++++ Excerpted data ++++

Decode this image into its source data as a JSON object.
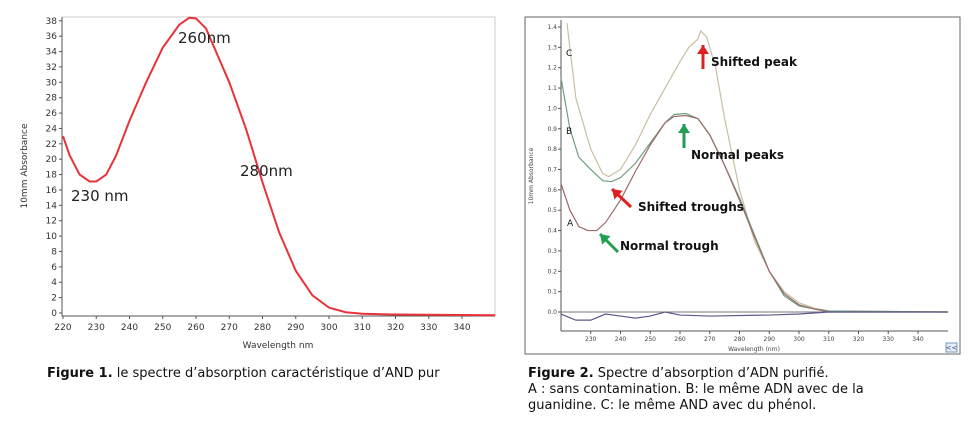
{
  "chart_data": [
    {
      "type": "line",
      "xlabel": "Wavelength nm",
      "ylabel": "10mm Absorbance",
      "xlim": [
        219,
        350
      ],
      "ylim": [
        -1,
        39
      ],
      "xticks": [
        220,
        230,
        240,
        250,
        260,
        270,
        280,
        290,
        300,
        310,
        320,
        330,
        340
      ],
      "yticks": [
        0,
        2,
        4,
        6,
        8,
        10,
        12,
        14,
        16,
        18,
        20,
        22,
        24,
        26,
        28,
        30,
        32,
        34,
        36,
        38
      ],
      "color": "#e8333a",
      "series": [
        {
          "x": [
            220,
            222,
            225,
            228,
            230,
            233,
            236,
            240,
            245,
            250,
            255,
            258,
            260,
            263,
            266,
            270,
            275,
            280,
            285,
            290,
            295,
            300,
            305,
            310,
            320,
            350
          ],
          "y": [
            23,
            20.5,
            18,
            17.1,
            17.1,
            18,
            20.5,
            25,
            30,
            34.5,
            37.5,
            38.4,
            38.3,
            37,
            34,
            30,
            24,
            17,
            10.5,
            5.5,
            2.3,
            0.7,
            0.1,
            -0.1,
            -0.2,
            -0.3
          ]
        }
      ],
      "annotations": [
        {
          "text": "260nm",
          "x": 259,
          "y": 36
        },
        {
          "text": "280nm",
          "x": 280,
          "y": 18
        },
        {
          "text": "230 nm",
          "x": 227,
          "y": 15
        }
      ]
    },
    {
      "type": "line",
      "xlabel": "Wavelength (nm)",
      "ylabel": "10mm Absorbance",
      "xlim": [
        220,
        350
      ],
      "ylim": [
        -0.09,
        1.42
      ],
      "xticks": [
        230,
        240,
        250,
        260,
        270,
        280,
        290,
        300,
        310,
        320,
        330,
        340
      ],
      "yticks": [
        "0.0",
        "0.1",
        "0.2",
        "0.3",
        "0.4",
        "0.5",
        "0.6",
        "0.7",
        "0.8",
        "0.9",
        "1.0",
        "1.1",
        "1.2",
        "1.3",
        "1.4"
      ],
      "series": [
        {
          "name": "C",
          "color": "#c9bfa0",
          "x": [
            222,
            225,
            230,
            234,
            236,
            240,
            245,
            250,
            255,
            260,
            263,
            266,
            267,
            269,
            272,
            275,
            280,
            285,
            290,
            295,
            300,
            305,
            310,
            350
          ],
          "y": [
            1.42,
            1.05,
            0.8,
            0.68,
            0.665,
            0.7,
            0.82,
            0.97,
            1.1,
            1.23,
            1.3,
            1.34,
            1.38,
            1.35,
            1.2,
            0.95,
            0.6,
            0.35,
            0.2,
            0.1,
            0.045,
            0.02,
            0.005,
            0
          ]
        },
        {
          "name": "B",
          "color": "#6f9f80",
          "x": [
            220,
            223,
            226,
            230,
            234,
            237,
            240,
            245,
            250,
            255,
            258,
            262,
            266,
            270,
            275,
            280,
            285,
            290,
            295,
            300,
            305,
            310,
            350
          ],
          "y": [
            1.15,
            0.9,
            0.76,
            0.7,
            0.645,
            0.64,
            0.66,
            0.73,
            0.83,
            0.93,
            0.97,
            0.975,
            0.95,
            0.87,
            0.72,
            0.56,
            0.38,
            0.2,
            0.08,
            0.03,
            0.015,
            0.005,
            0
          ]
        },
        {
          "name": "A",
          "color": "#9b6a6a",
          "x": [
            220,
            223,
            226,
            229,
            232,
            235,
            240,
            245,
            250,
            255,
            258,
            262,
            266,
            270,
            275,
            280,
            285,
            290,
            295,
            300,
            305,
            310,
            350
          ],
          "y": [
            0.63,
            0.5,
            0.42,
            0.4,
            0.4,
            0.44,
            0.55,
            0.69,
            0.82,
            0.93,
            0.96,
            0.965,
            0.95,
            0.87,
            0.72,
            0.55,
            0.37,
            0.2,
            0.09,
            0.035,
            0.015,
            0,
            0
          ]
        },
        {
          "color": "#5a5a8a",
          "x": [
            220,
            225,
            230,
            235,
            240,
            245,
            250,
            255,
            260,
            270,
            290,
            300,
            310,
            350
          ],
          "y": [
            -0.01,
            -0.04,
            -0.04,
            -0.01,
            -0.02,
            -0.03,
            -0.02,
            0,
            -0.015,
            -0.02,
            -0.015,
            -0.01,
            0,
            0
          ]
        }
      ],
      "annotations": [
        {
          "text": "Shifted peak",
          "color": "#e02020",
          "x": 268,
          "y": 1.26
        },
        {
          "text": "Normal peaks",
          "color": "#20a050",
          "x": 262,
          "y": 0.81
        },
        {
          "text": "Shifted troughs",
          "color": "#e02020",
          "x": 237,
          "y": 0.62
        },
        {
          "text": "Normal trough",
          "color": "#20a050",
          "x": 232,
          "y": 0.39
        }
      ],
      "corner_button": "<<"
    }
  ],
  "captions": {
    "fig1_label": "Figure 1.",
    "fig1_text": " le spectre d’absorption caractéristique d’AND pur",
    "fig2_label": "Figure 2.",
    "fig2_text": " Spectre d’absorption d’ADN purifié.",
    "fig2_line2": "A : sans contamination. B: le même ADN avec de la",
    "fig2_line3": "guanidine. C: le même AND avec du phénol."
  }
}
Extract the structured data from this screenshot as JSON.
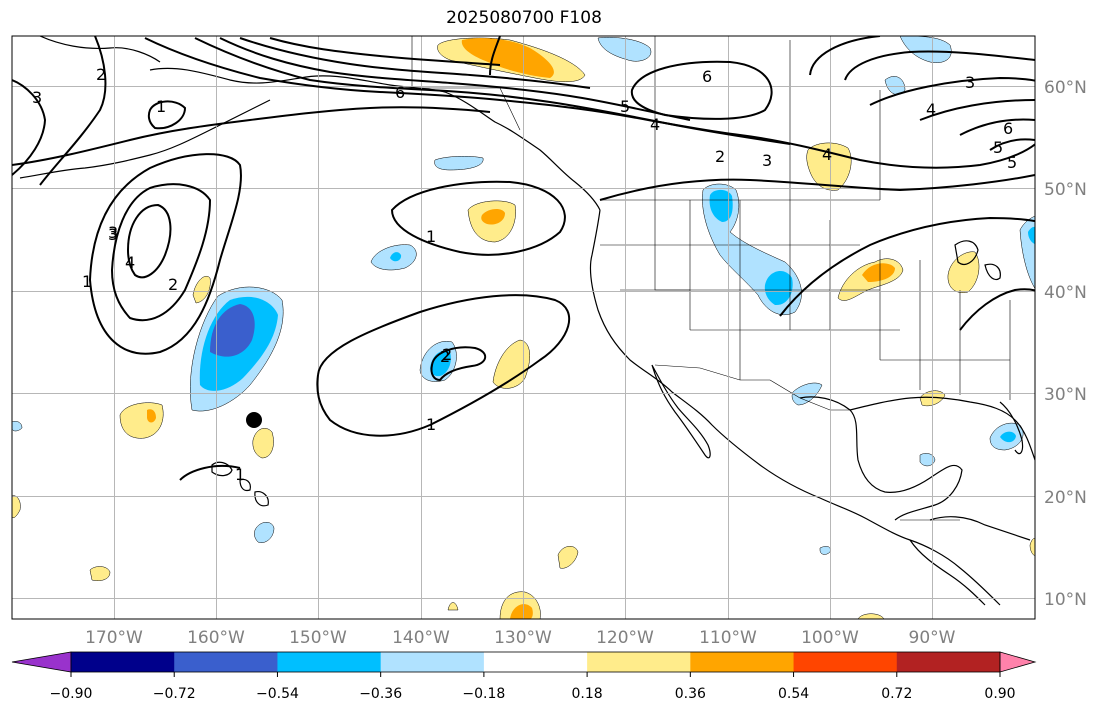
{
  "title": "2025080700 F108",
  "lon_labels": [
    "170°W",
    "160°W",
    "150°W",
    "140°W",
    "130°W",
    "120°W",
    "110°W",
    "100°W",
    "90°W"
  ],
  "lat_labels": [
    "60°N",
    "50°N",
    "40°N",
    "30°N",
    "20°N",
    "10°N"
  ],
  "colorbar": {
    "labels": [
      "−0.90",
      "−0.72",
      "−0.54",
      "−0.36",
      "−0.18",
      "0.18",
      "0.36",
      "0.54",
      "0.72",
      "0.90"
    ],
    "colors": [
      "#9932cc",
      "#00008b",
      "#3a5fcd",
      "#00bfff",
      "#b0e2ff",
      "#ffffff",
      "#ffec8b",
      "#ffa500",
      "#ff4500",
      "#b22222",
      "#ff82ab"
    ]
  },
  "contour_labels": [
    "2",
    "3",
    "1",
    "6",
    "5",
    "4",
    "6",
    "5",
    "4",
    "3",
    "2",
    "3",
    "4",
    "5",
    "6",
    "3",
    "3",
    "4",
    "2",
    "1",
    "1",
    "2",
    "1",
    "2",
    "1"
  ],
  "colors": {
    "grid": "#b0b0b0",
    "coast": "#000000",
    "contour": "#000000",
    "tick_text": "#808080"
  }
}
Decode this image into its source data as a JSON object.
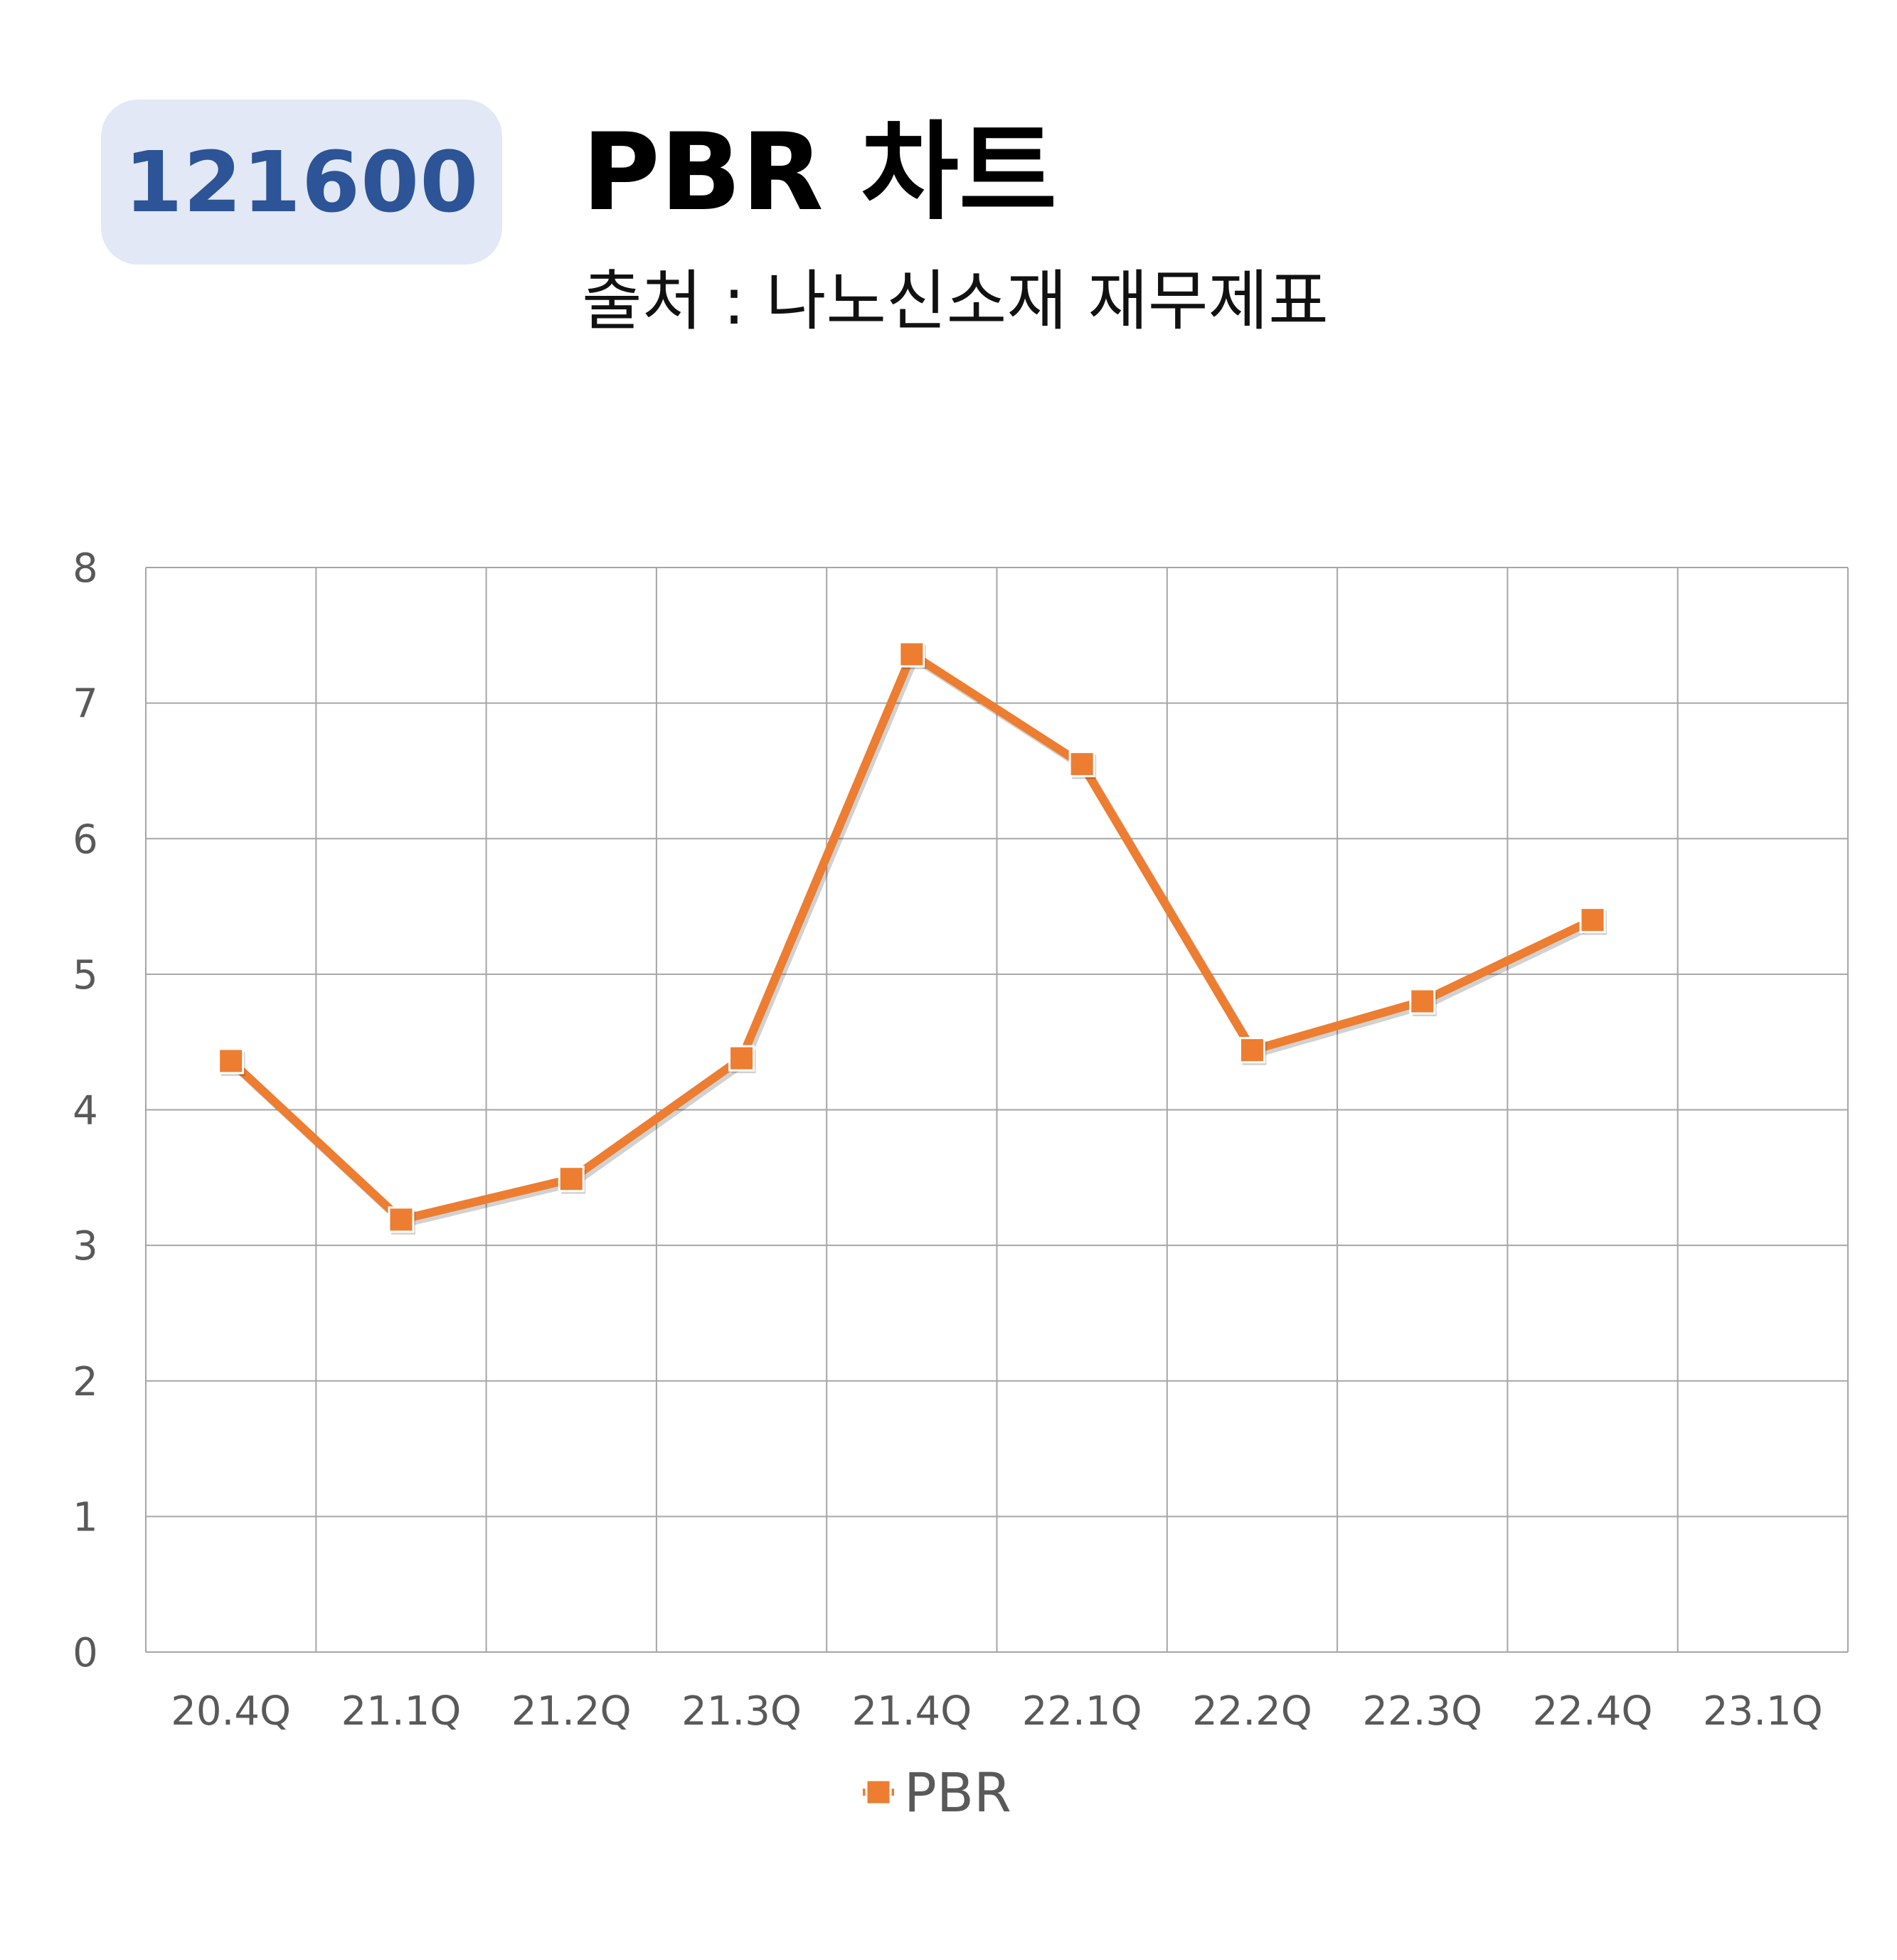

++++

▶ [What you have to do]
Leaving the pictures aside, transcribe the entire listing exactly.

▶ [Reply to the exercise]
Decode this image into its source data as a JSON object.
{
  "chart_data": [
    {
      "type": "line",
      "xlabel": "Wavelength nm",
      "ylabel": "10mm Absorbance",
      "xlim": [
        219,
        350
      ],
      "ylim": [
        -1,
        39
      ],
      "xticks": [
        220,
        230,
        240,
        250,
        260,
        270,
        280,
        290,
        300,
        310,
        320,
        330,
        340
      ],
      "yticks": [
        0,
        2,
        4,
        6,
        8,
        10,
        12,
        14,
        16,
        18,
        20,
        22,
        24,
        26,
        28,
        30,
        32,
        34,
        36,
        38
      ],
      "color": "#e8333a",
      "series": [
        {
          "x": [
            220,
            222,
            225,
            228,
            230,
            233,
            236,
            240,
            245,
            250,
            255,
            258,
            260,
            263,
            266,
            270,
            275,
            280,
            285,
            290,
            295,
            300,
            305,
            310,
            320,
            350
          ],
          "y": [
            23,
            20.5,
            18,
            17.1,
            17.1,
            18,
            20.5,
            25,
            30,
            34.5,
            37.5,
            38.4,
            38.3,
            37,
            34,
            30,
            24,
            17,
            10.5,
            5.5,
            2.3,
            0.7,
            0.1,
            -0.1,
            -0.2,
            -0.3
          ]
        }
      ],
      "annotations": [
        {
          "text": "260nm",
          "x": 259,
          "y": 36
        },
        {
          "text": "280nm",
          "x": 280,
          "y": 18
        },
        {
          "text": "230 nm",
          "x": 227,
          "y": 15
        }
      ]
    },
    {
      "type": "line",
      "xlabel": "Wavelength (nm)",
      "ylabel": "10mm Absorbance",
      "xlim": [
        220,
        350
      ],
      "ylim": [
        -0.09,
        1.42
      ],
      "xticks": [
        230,
        240,
        250,
        260,
        270,
        280,
        290,
        300,
        310,
        320,
        330,
        340
      ],
      "yticks": [
        "0.0",
        "0.1",
        "0.2",
        "0.3",
        "0.4",
        "0.5",
        "0.6",
        "0.7",
        "0.8",
        "0.9",
        "1.0",
        "1.1",
        "1.2",
        "1.3",
        "1.4"
      ],
      "series": [
        {
          "name": "C",
          "color": "#c9bfa0",
          "x": [
            222,
            225,
            230,
            234,
            236,
            240,
            245,
            250,
            255,
            260,
            263,
            266,
            267,
            269,
            272,
            275,
            280,
            285,
            290,
            295,
            300,
            305,
            310,
            350
          ],
          "y": [
            1.42,
            1.05,
            0.8,
            0.68,
            0.665,
            0.7,
            0.82,
            0.97,
            1.1,
            1.23,
            1.3,
            1.34,
            1.38,
            1.35,
            1.2,
            0.95,
            0.6,
            0.35,
            0.2,
            0.1,
            0.045,
            0.02,
            0.005,
            0
          ]
        },
        {
          "name": "B",
          "color": "#6f9f80",
          "x": [
            220,
            223,
            226,
            230,
            234,
            237,
            240,
            245,
            250,
            255,
            258,
            262,
            266,
            270,
            275,
            280,
            285,
            290,
            295,
            300,
            305,
            310,
            350
          ],
          "y": [
            1.15,
            0.9,
            0.76,
            0.7,
            0.645,
            0.64,
            0.66,
            0.73,
            0.83,
            0.93,
            0.97,
            0.975,
            0.95,
            0.87,
            0.72,
            0.56,
            0.38,
            0.2,
            0.08,
            0.03,
            0.015,
            0.005,
            0
          ]
        },
        {
          "name": "A",
          "color": "#9b6a6a",
          "x": [
            220,
            223,
            226,
            229,
            232,
            235,
            240,
            245,
            250,
            255,
            258,
            262,
            266,
            270,
            275,
            280,
            285,
            290,
            295,
            300,
            305,
            310,
            350
          ],
          "y": [
            0.63,
            0.5,
            0.42,
            0.4,
            0.4,
            0.44,
            0.55,
            0.69,
            0.82,
            0.93,
            0.96,
            0.965,
            0.95,
            0.87,
            0.72,
            0.55,
            0.37,
            0.2,
            0.09,
            0.035,
            0.015,
            0,
            0
          ]
        },
        {
          "color": "#5a5a8a",
          "x": [
            220,
            225,
            230,
            235,
            240,
            245,
            250,
            255,
            260,
            270,
            290,
            300,
            310,
            350
          ],
          "y": [
            -0.01,
            -0.04,
            -0.04,
            -0.01,
            -0.02,
            -0.03,
            -0.02,
            0,
            -0.015,
            -0.02,
            -0.015,
            -0.01,
            0,
            0
          ]
        }
      ],
      "annotations": [
        {
          "text": "Shifted peak",
          "color": "#e02020",
          "x": 268,
          "y": 1.26
        },
        {
          "text": "Normal peaks",
          "color": "#20a050",
          "x": 262,
          "y": 0.81
        },
        {
          "text": "Shifted troughs",
          "color": "#e02020",
          "x": 237,
          "y": 0.62
        },
        {
          "text": "Normal trough",
          "color": "#20a050",
          "x": 232,
          "y": 0.39
        }
      ],
      "corner_button": "<<"
    }
  ],
  "captions": {
    "fig1_label": "Figure 1.",
    "fig1_text": " le spectre d’absorption caractéristique d’AND pur",
    "fig2_label": "Figure 2.",
    "fig2_text": " Spectre d’absorption d’ADN purifié.",
    "fig2_line2": "A : sans contamination. B: le même ADN avec de la",
    "fig2_line3": "guanidine. C: le même AND avec du phénol."
  }
}
Extract the structured data from this screenshot as JSON.
{
  "title": "2025080700 F108",
  "lon_labels": [
    "170°W",
    "160°W",
    "150°W",
    "140°W",
    "130°W",
    "120°W",
    "110°W",
    "100°W",
    "90°W"
  ],
  "lat_labels": [
    "60°N",
    "50°N",
    "40°N",
    "30°N",
    "20°N",
    "10°N"
  ],
  "colorbar": {
    "labels": [
      "−0.90",
      "−0.72",
      "−0.54",
      "−0.36",
      "−0.18",
      "0.18",
      "0.36",
      "0.54",
      "0.72",
      "0.90"
    ],
    "colors": [
      "#9932cc",
      "#00008b",
      "#3a5fcd",
      "#00bfff",
      "#b0e2ff",
      "#ffffff",
      "#ffec8b",
      "#ffa500",
      "#ff4500",
      "#b22222",
      "#ff82ab"
    ]
  },
  "contour_labels": [
    "2",
    "3",
    "1",
    "6",
    "5",
    "4",
    "6",
    "5",
    "4",
    "3",
    "2",
    "3",
    "4",
    "5",
    "6",
    "3",
    "3",
    "4",
    "2",
    "1",
    "1",
    "2",
    "1",
    "2",
    "1"
  ],
  "colors": {
    "grid": "#b0b0b0",
    "coast": "#000000",
    "contour": "#000000",
    "tick_text": "#808080"
  }
}
Decode this image into its source data as a JSON object.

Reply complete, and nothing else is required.